Aim of the task => Report how many lines contain "your". Give the number and nothing else.

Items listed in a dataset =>

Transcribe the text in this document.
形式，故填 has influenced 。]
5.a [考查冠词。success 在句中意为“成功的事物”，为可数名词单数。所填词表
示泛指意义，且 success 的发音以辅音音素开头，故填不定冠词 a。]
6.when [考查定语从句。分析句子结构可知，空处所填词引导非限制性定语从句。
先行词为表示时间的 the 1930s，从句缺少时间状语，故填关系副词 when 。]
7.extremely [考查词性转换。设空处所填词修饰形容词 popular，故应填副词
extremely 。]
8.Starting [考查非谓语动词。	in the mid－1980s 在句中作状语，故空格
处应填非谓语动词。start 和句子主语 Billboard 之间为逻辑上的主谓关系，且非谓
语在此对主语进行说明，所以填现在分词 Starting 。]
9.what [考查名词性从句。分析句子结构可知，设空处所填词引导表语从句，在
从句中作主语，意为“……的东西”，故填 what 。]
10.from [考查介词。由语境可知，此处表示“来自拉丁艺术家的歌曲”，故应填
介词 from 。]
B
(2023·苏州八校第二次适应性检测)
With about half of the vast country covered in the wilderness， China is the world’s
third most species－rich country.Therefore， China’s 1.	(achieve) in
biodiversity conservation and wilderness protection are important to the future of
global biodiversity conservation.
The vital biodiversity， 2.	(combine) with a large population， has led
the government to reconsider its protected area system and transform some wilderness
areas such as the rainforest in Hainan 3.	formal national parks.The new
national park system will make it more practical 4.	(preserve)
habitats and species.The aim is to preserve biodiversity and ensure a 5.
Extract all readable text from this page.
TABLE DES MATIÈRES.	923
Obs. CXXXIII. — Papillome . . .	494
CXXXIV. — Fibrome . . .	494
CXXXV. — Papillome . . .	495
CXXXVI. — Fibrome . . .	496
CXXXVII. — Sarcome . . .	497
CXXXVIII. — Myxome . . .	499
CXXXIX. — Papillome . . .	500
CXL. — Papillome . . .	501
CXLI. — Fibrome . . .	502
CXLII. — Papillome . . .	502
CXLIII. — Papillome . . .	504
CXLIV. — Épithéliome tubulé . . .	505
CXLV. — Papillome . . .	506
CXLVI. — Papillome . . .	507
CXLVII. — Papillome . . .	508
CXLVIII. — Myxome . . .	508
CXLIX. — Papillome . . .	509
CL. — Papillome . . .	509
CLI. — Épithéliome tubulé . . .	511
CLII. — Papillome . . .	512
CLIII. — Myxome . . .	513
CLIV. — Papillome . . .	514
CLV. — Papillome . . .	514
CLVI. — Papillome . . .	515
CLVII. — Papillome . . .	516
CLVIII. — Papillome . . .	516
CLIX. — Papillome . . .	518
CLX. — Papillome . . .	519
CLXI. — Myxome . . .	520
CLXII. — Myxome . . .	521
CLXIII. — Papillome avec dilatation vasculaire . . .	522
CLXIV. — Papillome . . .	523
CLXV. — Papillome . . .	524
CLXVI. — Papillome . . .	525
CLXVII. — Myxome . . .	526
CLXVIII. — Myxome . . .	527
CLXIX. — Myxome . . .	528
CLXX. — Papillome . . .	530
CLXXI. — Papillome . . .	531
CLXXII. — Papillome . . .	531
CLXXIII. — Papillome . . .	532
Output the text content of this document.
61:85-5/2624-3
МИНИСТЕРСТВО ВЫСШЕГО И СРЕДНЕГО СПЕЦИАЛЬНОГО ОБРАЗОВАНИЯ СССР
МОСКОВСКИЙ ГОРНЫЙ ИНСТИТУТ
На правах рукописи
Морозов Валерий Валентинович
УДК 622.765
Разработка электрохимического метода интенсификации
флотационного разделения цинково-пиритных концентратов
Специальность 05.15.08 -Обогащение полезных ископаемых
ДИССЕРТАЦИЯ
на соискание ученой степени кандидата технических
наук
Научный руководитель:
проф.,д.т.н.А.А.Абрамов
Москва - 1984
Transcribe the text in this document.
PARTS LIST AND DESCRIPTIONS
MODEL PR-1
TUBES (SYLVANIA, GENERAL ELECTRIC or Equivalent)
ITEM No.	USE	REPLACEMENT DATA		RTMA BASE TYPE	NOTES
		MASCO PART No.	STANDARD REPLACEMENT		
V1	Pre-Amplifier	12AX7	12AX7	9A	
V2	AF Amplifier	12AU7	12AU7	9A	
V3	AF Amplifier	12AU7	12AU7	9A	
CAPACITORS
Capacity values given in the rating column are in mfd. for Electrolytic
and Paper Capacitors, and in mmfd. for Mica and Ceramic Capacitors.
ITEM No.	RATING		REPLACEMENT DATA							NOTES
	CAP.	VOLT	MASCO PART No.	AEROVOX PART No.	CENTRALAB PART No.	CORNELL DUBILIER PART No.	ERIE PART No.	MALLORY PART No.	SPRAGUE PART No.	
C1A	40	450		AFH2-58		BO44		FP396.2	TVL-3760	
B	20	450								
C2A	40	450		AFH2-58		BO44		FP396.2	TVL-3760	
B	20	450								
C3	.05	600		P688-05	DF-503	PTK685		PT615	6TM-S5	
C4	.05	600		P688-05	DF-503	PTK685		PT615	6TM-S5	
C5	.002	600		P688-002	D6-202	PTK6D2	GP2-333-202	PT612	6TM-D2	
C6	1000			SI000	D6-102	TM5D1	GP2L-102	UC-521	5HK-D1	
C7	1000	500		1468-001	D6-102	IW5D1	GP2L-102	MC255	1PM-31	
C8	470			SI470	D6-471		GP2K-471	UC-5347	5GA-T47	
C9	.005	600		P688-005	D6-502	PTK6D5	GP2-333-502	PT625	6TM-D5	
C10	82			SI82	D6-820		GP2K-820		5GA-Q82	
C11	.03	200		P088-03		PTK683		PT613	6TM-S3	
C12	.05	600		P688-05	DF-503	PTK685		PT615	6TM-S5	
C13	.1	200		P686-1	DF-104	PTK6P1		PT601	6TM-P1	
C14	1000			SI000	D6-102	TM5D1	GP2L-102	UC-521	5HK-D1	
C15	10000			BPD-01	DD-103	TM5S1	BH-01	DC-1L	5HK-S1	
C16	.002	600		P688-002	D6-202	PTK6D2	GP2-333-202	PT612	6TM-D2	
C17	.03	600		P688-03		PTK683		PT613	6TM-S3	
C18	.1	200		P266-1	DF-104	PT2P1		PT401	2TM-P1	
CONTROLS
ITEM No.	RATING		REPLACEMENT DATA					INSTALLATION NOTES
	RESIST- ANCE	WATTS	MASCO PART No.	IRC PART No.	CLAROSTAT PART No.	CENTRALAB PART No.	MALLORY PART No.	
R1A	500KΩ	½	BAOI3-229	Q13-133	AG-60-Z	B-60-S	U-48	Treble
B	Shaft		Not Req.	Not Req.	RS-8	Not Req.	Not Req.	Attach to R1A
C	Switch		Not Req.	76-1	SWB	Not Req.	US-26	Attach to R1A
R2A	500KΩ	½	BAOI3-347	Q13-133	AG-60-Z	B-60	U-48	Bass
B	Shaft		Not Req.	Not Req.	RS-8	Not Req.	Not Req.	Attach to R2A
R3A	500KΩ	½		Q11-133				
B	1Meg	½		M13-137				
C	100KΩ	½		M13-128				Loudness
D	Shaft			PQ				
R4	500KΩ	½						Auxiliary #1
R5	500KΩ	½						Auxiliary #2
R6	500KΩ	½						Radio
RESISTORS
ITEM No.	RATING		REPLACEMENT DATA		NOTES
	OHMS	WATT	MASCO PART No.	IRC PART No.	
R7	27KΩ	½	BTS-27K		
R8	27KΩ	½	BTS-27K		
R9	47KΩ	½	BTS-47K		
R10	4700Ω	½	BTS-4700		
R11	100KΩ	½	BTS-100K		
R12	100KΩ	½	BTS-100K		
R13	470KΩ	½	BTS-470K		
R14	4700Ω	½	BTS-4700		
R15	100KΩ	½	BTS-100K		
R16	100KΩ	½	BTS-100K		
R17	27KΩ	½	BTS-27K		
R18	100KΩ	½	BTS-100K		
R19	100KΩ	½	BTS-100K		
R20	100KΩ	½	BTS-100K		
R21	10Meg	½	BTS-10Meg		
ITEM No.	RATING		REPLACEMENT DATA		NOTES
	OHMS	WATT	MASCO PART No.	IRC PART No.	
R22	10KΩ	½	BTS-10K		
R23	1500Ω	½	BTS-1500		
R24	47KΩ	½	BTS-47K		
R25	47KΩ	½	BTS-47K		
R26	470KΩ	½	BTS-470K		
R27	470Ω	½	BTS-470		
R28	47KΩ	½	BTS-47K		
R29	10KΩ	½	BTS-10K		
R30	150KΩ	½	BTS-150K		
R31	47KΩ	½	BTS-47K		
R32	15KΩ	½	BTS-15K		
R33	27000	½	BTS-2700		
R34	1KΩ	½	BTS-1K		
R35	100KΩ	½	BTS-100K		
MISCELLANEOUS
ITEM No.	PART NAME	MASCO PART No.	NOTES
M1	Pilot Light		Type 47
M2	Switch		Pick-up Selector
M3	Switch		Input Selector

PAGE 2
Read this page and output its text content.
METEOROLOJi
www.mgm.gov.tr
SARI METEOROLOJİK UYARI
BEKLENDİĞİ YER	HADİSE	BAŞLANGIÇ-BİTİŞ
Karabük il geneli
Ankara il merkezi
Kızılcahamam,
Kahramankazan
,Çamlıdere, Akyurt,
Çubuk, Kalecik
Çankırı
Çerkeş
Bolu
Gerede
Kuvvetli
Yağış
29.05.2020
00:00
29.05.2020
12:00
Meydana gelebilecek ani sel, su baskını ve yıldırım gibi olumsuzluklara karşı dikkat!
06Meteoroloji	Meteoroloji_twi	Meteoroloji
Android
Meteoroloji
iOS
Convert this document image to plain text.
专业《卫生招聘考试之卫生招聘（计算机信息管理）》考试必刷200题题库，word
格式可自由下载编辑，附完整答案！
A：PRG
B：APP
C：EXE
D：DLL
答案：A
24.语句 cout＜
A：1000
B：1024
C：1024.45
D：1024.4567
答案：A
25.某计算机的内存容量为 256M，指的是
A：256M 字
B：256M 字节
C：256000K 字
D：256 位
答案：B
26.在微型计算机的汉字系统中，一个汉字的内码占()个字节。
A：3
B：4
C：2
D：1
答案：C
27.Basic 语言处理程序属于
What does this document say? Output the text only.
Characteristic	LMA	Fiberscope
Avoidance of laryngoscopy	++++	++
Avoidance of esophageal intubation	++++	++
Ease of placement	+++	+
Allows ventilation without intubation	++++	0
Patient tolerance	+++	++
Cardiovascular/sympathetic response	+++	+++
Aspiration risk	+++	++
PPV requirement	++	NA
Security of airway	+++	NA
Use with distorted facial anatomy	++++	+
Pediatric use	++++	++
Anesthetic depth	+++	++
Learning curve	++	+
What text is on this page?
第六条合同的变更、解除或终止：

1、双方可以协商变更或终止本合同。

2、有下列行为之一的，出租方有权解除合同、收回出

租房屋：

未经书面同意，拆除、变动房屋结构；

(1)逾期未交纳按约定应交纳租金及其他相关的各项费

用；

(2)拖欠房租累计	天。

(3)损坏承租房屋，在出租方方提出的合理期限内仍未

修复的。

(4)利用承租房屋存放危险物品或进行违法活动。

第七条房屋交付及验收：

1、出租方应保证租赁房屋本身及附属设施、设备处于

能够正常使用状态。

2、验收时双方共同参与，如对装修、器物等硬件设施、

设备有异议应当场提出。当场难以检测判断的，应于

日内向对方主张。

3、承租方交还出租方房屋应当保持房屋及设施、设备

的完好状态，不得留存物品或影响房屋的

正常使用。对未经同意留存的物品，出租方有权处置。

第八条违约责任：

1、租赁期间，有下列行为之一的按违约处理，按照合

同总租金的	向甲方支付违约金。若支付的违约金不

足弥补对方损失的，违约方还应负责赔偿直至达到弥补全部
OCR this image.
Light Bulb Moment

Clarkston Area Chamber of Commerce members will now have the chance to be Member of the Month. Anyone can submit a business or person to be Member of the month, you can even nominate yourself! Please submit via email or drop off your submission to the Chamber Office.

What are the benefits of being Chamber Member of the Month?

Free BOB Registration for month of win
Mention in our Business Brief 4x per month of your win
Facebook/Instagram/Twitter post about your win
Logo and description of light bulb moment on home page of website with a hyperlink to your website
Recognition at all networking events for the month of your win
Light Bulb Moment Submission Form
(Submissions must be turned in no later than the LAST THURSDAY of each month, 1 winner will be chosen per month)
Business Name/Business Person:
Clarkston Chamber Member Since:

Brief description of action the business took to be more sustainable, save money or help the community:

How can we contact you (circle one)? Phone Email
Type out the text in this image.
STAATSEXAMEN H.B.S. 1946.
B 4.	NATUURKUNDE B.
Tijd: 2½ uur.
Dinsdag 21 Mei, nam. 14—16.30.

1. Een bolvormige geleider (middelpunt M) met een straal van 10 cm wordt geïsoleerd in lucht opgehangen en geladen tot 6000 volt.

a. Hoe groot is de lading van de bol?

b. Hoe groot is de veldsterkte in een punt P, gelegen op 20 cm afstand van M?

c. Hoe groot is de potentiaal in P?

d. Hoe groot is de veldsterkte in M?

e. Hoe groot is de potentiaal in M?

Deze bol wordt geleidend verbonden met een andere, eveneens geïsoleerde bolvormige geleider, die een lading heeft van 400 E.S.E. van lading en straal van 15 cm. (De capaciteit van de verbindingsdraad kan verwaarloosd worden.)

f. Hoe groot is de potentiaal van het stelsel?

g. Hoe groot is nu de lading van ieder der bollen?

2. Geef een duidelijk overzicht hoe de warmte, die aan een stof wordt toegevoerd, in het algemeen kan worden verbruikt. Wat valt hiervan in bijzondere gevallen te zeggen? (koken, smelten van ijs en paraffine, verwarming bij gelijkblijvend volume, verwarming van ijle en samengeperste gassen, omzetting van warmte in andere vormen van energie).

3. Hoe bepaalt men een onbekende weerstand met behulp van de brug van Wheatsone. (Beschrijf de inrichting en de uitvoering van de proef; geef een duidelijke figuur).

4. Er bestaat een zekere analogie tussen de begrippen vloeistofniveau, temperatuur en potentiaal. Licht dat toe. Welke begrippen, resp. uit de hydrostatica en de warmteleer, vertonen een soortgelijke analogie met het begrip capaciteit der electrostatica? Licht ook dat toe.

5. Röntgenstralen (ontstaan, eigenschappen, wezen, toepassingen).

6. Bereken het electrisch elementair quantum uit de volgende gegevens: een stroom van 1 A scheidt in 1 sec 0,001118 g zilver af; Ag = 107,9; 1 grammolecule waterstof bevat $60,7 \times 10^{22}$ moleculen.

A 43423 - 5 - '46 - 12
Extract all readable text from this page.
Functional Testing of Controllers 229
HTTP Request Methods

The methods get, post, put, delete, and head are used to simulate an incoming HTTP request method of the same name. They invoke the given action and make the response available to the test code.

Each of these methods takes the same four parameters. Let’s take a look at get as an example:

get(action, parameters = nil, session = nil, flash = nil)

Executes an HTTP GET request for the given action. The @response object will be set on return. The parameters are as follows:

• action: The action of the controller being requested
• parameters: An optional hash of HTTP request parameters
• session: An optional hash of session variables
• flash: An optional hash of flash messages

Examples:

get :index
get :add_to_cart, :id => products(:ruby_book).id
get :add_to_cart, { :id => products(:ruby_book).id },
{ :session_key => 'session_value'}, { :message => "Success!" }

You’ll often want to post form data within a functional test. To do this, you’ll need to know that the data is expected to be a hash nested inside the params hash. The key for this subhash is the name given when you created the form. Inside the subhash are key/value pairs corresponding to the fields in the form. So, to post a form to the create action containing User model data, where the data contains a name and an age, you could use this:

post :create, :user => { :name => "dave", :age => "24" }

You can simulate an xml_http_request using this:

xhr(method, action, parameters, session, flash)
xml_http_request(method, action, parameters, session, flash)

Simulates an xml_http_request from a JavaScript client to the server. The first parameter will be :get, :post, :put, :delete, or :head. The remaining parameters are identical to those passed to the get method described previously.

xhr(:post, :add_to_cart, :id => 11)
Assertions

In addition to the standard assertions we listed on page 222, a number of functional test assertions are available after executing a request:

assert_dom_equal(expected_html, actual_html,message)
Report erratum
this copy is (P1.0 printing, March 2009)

Worked answer => 5